All of the material below is to be retyped exactly.

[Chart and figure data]
↓
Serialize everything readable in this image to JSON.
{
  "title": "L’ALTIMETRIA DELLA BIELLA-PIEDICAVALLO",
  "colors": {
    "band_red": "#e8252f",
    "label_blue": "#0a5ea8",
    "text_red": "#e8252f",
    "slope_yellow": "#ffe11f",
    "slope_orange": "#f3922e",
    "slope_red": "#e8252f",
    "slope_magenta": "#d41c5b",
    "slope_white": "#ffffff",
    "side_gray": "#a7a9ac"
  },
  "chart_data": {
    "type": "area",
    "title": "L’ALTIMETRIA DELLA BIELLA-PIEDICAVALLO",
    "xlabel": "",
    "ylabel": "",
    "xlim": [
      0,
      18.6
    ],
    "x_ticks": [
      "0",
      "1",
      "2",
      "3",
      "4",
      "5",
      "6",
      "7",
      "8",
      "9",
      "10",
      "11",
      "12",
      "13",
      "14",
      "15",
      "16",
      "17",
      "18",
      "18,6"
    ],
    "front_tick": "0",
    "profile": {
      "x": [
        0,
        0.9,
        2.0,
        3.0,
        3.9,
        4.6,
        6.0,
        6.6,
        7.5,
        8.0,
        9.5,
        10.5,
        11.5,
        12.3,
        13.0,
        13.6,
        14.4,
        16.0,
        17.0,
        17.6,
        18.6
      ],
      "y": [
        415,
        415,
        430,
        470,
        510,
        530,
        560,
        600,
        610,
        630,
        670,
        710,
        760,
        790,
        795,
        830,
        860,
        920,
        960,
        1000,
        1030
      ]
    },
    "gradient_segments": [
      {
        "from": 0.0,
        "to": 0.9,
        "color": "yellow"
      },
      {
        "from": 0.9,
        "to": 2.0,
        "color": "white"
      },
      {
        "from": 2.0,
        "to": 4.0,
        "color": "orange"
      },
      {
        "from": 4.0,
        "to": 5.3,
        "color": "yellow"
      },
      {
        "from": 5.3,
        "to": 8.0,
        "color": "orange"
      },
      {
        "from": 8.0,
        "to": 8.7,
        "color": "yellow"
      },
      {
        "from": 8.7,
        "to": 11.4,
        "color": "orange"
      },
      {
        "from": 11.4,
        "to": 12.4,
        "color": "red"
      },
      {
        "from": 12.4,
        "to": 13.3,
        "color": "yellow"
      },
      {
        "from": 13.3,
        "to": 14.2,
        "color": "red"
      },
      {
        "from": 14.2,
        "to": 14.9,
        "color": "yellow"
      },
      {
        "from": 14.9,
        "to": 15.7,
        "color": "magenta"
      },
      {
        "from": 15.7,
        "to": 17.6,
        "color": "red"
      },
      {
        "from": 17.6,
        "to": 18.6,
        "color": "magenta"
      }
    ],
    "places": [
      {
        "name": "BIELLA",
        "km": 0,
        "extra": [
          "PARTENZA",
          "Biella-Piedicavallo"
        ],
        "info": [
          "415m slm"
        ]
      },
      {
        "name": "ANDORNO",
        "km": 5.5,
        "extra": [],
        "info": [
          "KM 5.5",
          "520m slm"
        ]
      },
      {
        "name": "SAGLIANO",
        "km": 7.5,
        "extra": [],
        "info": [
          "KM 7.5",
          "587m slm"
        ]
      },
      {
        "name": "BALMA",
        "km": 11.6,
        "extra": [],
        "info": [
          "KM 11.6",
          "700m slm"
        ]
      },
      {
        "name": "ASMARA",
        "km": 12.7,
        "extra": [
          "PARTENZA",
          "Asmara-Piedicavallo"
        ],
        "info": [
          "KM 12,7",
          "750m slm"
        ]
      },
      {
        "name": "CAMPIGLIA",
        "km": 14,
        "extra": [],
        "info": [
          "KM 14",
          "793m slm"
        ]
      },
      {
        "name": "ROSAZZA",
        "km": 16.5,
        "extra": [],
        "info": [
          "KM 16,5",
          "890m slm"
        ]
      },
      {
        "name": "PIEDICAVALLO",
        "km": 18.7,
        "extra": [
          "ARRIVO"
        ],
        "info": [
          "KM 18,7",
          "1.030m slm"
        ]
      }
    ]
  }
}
↑
RESULT FOR THIS TASK ::
Serialize everything readable in this image to JSON.
{
  "title": "L’ALTIMETRIA DELLA BIELLA-PIEDICAVALLO",
  "colors": {
    "band_red": "#e8252f",
    "label_blue": "#0a5ea8",
    "text_red": "#e8252f",
    "slope_yellow": "#ffe11f",
    "slope_orange": "#f3922e",
    "slope_red": "#e8252f",
    "slope_magenta": "#d41c5b",
    "slope_white": "#ffffff",
    "side_gray": "#a7a9ac"
  },
  "chart_data": {
    "type": "area",
    "title": "L’ALTIMETRIA DELLA BIELLA-PIEDICAVALLO",
    "xlabel": "",
    "ylabel": "",
    "xlim": [
      0,
      18.6
    ],
    "x_ticks": [
      "0",
      "1",
      "2",
      "3",
      "4",
      "5",
      "6",
      "7",
      "8",
      "9",
      "10",
      "11",
      "12",
      "13",
      "14",
      "15",
      "16",
      "17",
      "18",
      "18,6"
    ],
    "front_tick": "0",
    "profile": {
      "x": [
        0,
        0.9,
        2.0,
        3.0,
        3.9,
        4.6,
        6.0,
        6.6,
        7.5,
        8.0,
        9.5,
        10.5,
        11.5,
        12.3,
        13.0,
        13.6,
        14.4,
        16.0,
        17.0,
        17.6,
        18.6
      ],
      "y": [
        415,
        415,
        430,
        470,
        510,
        530,
        560,
        600,
        610,
        630,
        670,
        710,
        760,
        790,
        795,
        830,
        860,
        920,
        960,
        1000,
        1030
      ]
    },
    "gradient_segments": [
      {
        "from": 0.0,
        "to": 0.9,
        "color": "yellow"
      },
      {
        "from": 0.9,
        "to": 2.0,
        "color": "white"
      },
      {
        "from": 2.0,
        "to": 4.0,
        "color": "orange"
      },
      {
        "from": 4.0,
        "to": 5.3,
        "color": "yellow"
      },
      {
        "from": 5.3,
        "to": 8.0,
        "color": "orange"
      },
      {
        "from": 8.0,
        "to": 8.7,
        "color": "yellow"
      },
      {
        "from": 8.7,
        "to": 11.4,
        "color": "orange"
      },
      {
        "from": 11.4,
        "to": 12.4,
        "color": "red"
      },
      {
        "from": 12.4,
        "to": 13.3,
        "color": "yellow"
      },
      {
        "from": 13.3,
        "to": 14.2,
        "color": "red"
      },
      {
        "from": 14.2,
        "to": 14.9,
        "color": "yellow"
      },
      {
        "from": 14.9,
        "to": 15.7,
        "color": "magenta"
      },
      {
        "from": 15.7,
        "to": 17.6,
        "color": "red"
      },
      {
        "from": 17.6,
        "to": 18.6,
        "color": "magenta"
      }
    ],
    "places": [
      {
        "name": "BIELLA",
        "km": 0,
        "extra": [
          "PARTENZA",
          "Biella-Piedicavallo"
        ],
        "info": [
          "415m slm"
        ]
      },
      {
        "name": "ANDORNO",
        "km": 5.5,
        "extra": [],
        "info": [
          "KM 5.5",
          "520m slm"
        ]
      },
      {
        "name": "SAGLIANO",
        "km": 7.5,
        "extra": [],
        "info": [
          "KM 7.5",
          "587m slm"
        ]
      },
      {
        "name": "BALMA",
        "km": 11.6,
        "extra": [],
        "info": [
          "KM 11.6",
          "700m slm"
        ]
      },
      {
        "name": "ASMARA",
        "km": 12.7,
        "extra": [
          "PARTENZA",
          "Asmara-Piedicavallo"
        ],
        "info": [
          "KM 12,7",
          "750m slm"
        ]
      },
      {
        "name": "CAMPIGLIA",
        "km": 14,
        "extra": [],
        "info": [
          "KM 14",
          "793m slm"
        ]
      },
      {
        "name": "ROSAZZA",
        "km": 16.5,
        "extra": [],
        "info": [
          "KM 16,5",
          "890m slm"
        ]
      },
      {
        "name": "PIEDICAVALLO",
        "km": 18.7,
        "extra": [
          "ARRIVO"
        ],
        "info": [
          "KM 18,7",
          "1.030m slm"
        ]
      }
    ]
  }
}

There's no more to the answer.